- [Instruction]:
Copy each line of the entries that contains the word "background".

··· Material for this exercise ···

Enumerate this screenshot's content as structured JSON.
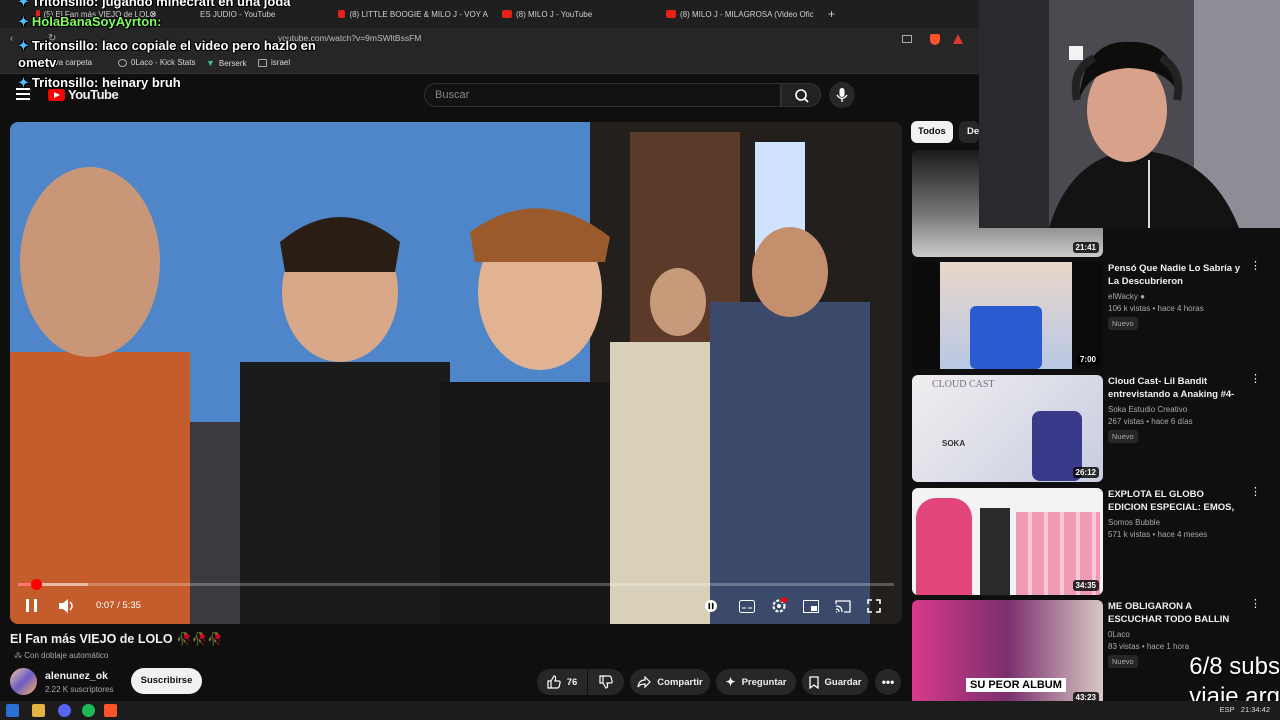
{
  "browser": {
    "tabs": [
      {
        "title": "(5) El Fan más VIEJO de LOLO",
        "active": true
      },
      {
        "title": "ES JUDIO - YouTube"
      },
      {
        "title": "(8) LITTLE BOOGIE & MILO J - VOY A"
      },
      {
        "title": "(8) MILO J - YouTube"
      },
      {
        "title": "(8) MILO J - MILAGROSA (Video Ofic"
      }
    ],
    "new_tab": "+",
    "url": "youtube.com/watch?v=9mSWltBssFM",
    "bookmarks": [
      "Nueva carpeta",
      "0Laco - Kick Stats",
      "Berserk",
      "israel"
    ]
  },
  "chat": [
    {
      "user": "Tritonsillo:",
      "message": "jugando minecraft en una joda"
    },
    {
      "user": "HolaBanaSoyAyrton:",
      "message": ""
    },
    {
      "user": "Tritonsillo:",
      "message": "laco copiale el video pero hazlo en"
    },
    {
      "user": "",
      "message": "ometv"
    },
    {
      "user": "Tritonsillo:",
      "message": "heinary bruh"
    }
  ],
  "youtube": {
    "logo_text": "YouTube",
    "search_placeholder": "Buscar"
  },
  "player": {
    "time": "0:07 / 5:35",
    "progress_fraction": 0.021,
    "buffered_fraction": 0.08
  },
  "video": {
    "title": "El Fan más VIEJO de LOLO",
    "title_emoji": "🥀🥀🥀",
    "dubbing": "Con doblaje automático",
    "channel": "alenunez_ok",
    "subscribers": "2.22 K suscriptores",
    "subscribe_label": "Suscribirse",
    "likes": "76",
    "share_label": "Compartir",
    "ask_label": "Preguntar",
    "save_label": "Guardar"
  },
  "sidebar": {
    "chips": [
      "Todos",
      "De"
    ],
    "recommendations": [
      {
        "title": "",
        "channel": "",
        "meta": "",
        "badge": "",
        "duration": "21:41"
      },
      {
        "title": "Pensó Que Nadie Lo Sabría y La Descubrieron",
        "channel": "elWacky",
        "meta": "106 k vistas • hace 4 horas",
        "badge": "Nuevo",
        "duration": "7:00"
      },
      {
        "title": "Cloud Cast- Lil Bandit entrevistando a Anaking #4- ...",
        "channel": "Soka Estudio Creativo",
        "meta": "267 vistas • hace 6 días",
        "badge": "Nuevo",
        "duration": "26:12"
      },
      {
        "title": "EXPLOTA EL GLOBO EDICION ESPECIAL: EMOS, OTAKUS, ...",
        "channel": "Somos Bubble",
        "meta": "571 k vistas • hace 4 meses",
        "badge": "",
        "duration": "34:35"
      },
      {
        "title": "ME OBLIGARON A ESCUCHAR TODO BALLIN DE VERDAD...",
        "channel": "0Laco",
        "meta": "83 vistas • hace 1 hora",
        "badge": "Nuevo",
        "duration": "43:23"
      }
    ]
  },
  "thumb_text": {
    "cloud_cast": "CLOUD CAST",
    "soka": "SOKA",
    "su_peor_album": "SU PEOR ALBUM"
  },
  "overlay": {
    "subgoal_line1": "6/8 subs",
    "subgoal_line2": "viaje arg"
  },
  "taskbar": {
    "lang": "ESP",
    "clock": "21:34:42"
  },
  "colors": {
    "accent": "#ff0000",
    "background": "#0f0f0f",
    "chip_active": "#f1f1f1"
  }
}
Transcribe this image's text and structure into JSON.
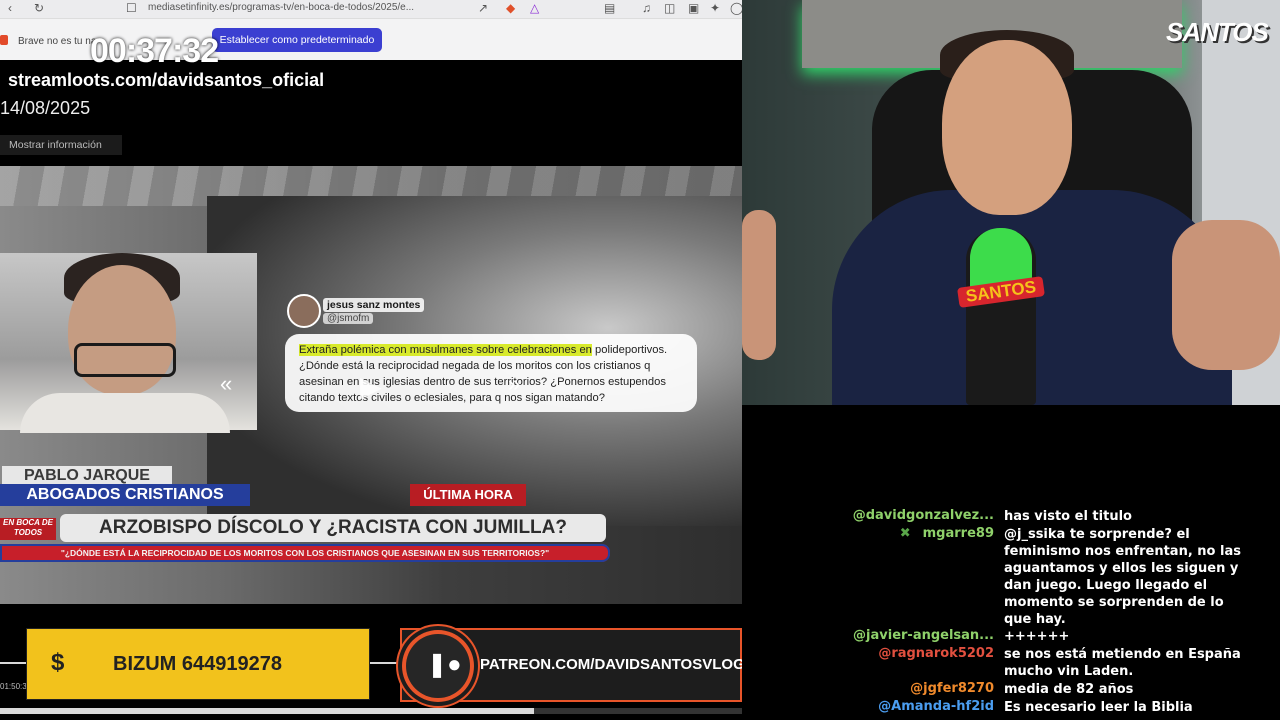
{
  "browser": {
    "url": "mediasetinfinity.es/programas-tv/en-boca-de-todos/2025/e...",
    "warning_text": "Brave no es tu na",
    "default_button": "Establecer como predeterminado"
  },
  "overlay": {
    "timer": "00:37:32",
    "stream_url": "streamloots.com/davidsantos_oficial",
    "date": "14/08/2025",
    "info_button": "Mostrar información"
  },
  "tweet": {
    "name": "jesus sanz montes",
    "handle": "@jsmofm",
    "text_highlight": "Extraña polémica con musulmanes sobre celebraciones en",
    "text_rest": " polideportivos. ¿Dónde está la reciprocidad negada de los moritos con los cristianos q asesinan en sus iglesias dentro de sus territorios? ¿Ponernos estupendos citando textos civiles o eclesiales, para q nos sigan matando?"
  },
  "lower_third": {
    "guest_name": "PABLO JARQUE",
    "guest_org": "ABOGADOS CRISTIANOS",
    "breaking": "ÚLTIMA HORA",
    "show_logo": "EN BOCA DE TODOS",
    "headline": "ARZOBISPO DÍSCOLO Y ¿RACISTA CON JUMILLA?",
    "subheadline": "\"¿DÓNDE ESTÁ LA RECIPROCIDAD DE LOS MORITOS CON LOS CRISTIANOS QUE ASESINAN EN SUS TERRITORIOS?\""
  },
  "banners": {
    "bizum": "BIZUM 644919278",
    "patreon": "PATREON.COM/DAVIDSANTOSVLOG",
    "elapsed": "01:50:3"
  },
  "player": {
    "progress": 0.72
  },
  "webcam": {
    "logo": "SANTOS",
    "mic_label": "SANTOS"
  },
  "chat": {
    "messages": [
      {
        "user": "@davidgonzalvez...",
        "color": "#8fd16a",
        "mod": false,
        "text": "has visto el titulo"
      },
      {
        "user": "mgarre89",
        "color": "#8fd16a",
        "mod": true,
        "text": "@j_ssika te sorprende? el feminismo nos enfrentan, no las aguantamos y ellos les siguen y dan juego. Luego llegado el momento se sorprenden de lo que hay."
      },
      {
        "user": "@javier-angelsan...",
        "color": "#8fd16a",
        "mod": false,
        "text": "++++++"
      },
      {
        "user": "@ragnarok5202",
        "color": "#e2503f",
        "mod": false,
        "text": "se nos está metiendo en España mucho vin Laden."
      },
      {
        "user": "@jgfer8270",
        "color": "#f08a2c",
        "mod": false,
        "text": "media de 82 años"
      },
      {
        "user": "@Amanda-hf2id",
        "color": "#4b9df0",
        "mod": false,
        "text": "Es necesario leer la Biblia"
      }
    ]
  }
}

···
··· Material for this exercise ···

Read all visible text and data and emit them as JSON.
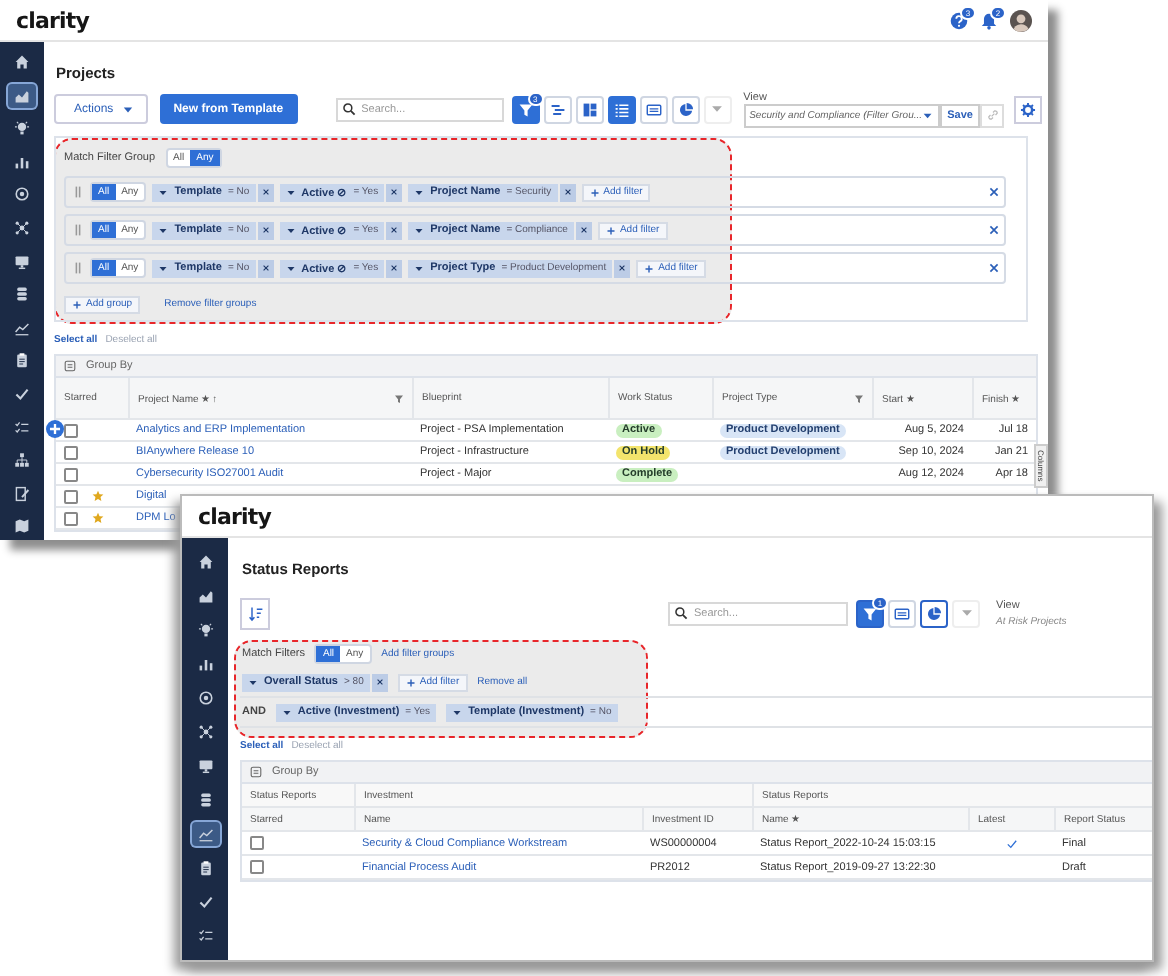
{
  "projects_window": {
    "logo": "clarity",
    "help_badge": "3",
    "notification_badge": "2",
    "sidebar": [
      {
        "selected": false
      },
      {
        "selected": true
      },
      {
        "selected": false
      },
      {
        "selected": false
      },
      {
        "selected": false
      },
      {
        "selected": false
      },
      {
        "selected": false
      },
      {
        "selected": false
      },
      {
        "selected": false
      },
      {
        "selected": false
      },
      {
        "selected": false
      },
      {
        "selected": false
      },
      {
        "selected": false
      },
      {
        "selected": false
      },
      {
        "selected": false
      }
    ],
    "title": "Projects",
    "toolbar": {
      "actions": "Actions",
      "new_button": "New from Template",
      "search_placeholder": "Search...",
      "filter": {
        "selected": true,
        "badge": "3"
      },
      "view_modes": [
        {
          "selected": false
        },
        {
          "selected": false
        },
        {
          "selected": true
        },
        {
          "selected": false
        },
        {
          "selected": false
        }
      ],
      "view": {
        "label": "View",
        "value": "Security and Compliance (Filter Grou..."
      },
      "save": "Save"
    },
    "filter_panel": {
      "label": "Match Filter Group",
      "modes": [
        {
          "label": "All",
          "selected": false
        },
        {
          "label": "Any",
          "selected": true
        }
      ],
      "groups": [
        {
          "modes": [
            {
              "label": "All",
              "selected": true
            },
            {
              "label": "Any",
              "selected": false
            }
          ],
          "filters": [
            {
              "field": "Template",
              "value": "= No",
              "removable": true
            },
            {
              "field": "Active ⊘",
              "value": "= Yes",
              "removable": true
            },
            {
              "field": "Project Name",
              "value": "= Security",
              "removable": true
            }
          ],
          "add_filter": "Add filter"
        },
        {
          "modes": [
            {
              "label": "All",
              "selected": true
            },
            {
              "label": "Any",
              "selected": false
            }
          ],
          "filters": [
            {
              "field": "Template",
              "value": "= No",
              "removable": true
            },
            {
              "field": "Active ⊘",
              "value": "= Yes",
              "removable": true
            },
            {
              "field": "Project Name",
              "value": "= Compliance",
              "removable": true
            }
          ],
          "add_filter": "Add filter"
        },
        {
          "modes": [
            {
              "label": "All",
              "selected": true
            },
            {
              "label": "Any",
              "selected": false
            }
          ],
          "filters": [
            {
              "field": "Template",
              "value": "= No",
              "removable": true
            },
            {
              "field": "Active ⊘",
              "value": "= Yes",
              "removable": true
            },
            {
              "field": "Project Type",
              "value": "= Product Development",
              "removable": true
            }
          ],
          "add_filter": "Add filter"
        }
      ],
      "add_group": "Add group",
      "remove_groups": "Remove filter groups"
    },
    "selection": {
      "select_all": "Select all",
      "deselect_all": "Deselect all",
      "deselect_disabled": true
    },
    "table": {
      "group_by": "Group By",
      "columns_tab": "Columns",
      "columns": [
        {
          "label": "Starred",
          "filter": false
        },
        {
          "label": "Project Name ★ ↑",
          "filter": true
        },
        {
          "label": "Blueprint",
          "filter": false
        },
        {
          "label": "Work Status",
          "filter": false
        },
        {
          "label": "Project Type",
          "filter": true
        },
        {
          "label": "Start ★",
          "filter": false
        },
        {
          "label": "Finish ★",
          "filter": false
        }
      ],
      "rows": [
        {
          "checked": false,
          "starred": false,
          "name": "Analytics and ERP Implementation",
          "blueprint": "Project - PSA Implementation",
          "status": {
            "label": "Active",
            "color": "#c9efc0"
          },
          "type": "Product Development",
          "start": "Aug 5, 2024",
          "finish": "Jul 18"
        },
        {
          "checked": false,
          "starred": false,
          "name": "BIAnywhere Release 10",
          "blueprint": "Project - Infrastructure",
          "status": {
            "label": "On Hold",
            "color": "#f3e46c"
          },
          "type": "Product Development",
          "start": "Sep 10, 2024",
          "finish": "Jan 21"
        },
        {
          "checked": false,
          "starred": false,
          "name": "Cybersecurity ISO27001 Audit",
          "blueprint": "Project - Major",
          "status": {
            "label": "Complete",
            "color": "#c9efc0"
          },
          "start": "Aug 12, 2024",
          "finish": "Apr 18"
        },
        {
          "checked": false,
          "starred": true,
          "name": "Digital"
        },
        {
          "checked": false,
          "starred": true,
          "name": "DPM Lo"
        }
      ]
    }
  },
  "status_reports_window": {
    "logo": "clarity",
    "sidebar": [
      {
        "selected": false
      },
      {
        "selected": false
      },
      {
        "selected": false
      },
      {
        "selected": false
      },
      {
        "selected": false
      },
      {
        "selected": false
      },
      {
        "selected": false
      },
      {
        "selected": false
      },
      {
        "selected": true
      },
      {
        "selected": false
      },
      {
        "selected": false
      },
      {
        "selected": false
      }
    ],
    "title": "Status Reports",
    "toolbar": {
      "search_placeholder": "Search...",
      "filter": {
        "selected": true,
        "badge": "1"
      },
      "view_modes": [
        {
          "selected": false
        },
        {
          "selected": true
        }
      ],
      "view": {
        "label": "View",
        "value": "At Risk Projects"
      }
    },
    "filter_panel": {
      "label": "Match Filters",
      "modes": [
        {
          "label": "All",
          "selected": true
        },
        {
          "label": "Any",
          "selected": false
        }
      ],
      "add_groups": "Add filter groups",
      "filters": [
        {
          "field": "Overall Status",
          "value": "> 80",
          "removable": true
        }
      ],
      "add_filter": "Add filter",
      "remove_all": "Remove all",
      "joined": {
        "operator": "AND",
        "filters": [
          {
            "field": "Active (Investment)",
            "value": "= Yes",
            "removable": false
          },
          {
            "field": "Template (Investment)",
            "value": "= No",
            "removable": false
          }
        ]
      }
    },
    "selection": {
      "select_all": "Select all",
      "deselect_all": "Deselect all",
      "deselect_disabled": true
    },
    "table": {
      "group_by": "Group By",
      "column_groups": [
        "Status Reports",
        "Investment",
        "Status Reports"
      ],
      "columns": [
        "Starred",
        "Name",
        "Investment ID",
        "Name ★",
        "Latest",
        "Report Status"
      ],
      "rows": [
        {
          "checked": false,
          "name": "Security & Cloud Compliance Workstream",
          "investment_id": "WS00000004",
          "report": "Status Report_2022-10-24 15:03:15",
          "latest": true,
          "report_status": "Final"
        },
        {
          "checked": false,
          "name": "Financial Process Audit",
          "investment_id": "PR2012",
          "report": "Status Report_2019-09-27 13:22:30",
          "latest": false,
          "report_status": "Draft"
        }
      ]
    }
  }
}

···
··· Material for this exercise ···

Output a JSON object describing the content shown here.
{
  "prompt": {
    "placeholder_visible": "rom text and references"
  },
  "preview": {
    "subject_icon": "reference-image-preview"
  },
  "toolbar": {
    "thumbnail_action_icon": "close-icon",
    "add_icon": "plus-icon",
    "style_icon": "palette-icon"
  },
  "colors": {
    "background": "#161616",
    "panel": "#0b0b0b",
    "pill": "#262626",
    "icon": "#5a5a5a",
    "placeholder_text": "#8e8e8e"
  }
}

···

- [Completed task]:
    "background": "#0f0f0f",
    "background": "#161616",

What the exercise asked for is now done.